◆ Records for this exercise
···

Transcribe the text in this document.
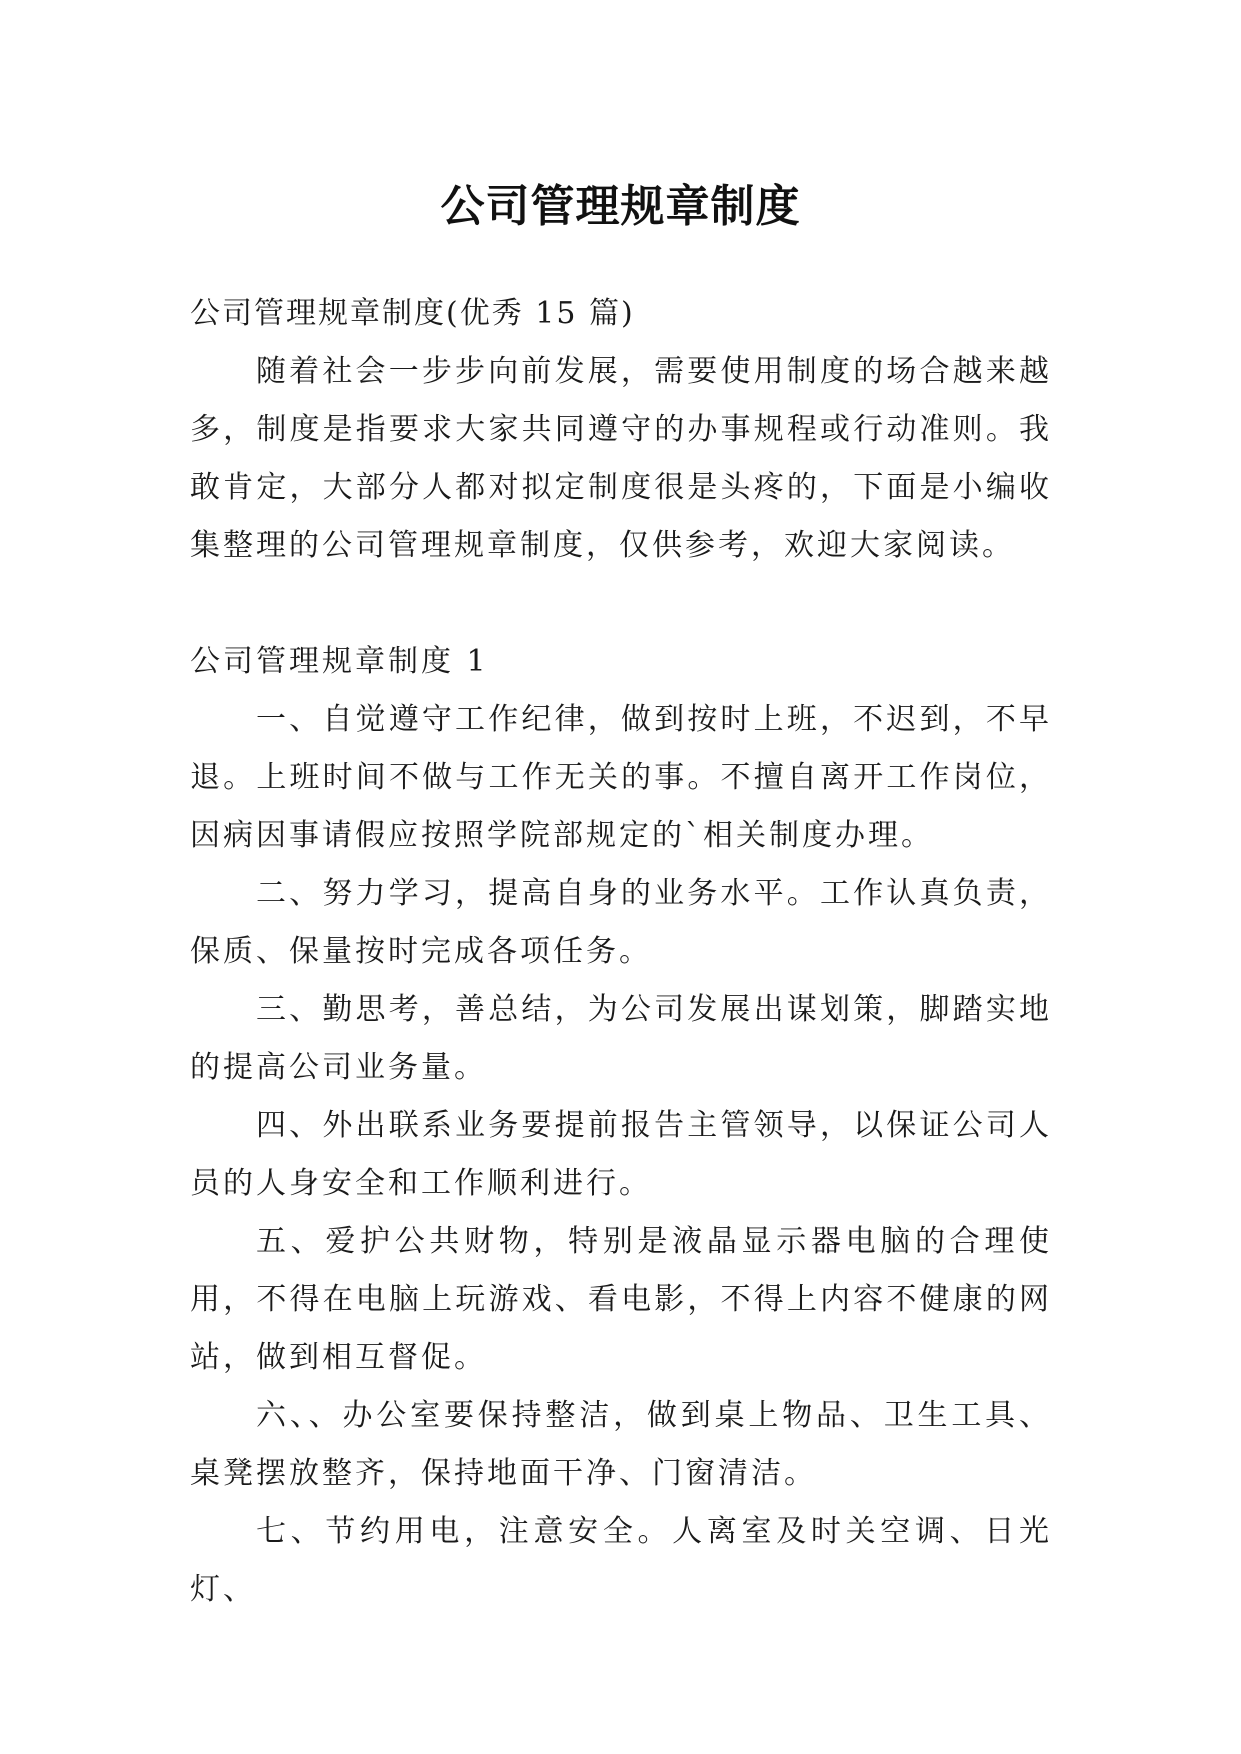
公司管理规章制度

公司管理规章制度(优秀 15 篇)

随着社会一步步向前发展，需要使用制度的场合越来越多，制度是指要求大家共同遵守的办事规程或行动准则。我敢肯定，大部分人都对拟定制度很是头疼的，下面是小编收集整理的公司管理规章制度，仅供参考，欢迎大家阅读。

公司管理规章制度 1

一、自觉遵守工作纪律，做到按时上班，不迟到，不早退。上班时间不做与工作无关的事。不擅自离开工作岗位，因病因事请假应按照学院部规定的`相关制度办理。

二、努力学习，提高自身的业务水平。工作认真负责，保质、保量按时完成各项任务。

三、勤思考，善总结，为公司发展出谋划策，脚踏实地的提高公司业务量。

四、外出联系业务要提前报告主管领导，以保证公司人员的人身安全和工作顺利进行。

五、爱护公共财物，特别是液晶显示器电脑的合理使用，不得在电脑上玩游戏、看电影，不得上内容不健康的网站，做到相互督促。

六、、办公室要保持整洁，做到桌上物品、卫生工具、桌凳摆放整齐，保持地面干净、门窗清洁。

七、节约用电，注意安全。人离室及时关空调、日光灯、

···

◆ What to work on
Without the pictures, restate all of the entries above verbatim.

◆ Correct response
Transcribe the text in this document.
公司管理规章制度

公司管理规章制度(优秀 15 篇)

随着社会一步步向前发展，需要使用制度的场合越来越多，制度是指要求大家共同遵守的办事规程或行动准则。我敢肯定，大部分人都对拟定制度很是头疼的，下面是小编收集整理的公司管理规章制度，仅供参考，欢迎大家阅读。

公司管理规章制度 1

一、自觉遵守工作纪律，做到按时上班，不迟到，不早退。上班时间不做与工作无关的事。不擅自离开工作岗位，因病因事请假应按照学院部规定的`相关制度办理。

二、努力学习，提高自身的业务水平。工作认真负责，保质、保量按时完成各项任务。

三、勤思考，善总结，为公司发展出谋划策，脚踏实地的提高公司业务量。

四、外出联系业务要提前报告主管领导，以保证公司人员的人身安全和工作顺利进行。

五、爱护公共财物，特别是液晶显示器电脑的合理使用，不得在电脑上玩游戏、看电影，不得上内容不健康的网站，做到相互督促。

六、、办公室要保持整洁，做到桌上物品、卫生工具、桌凳摆放整齐，保持地面干净、门窗清洁。

七、节约用电，注意安全。人离室及时关空调、日光灯、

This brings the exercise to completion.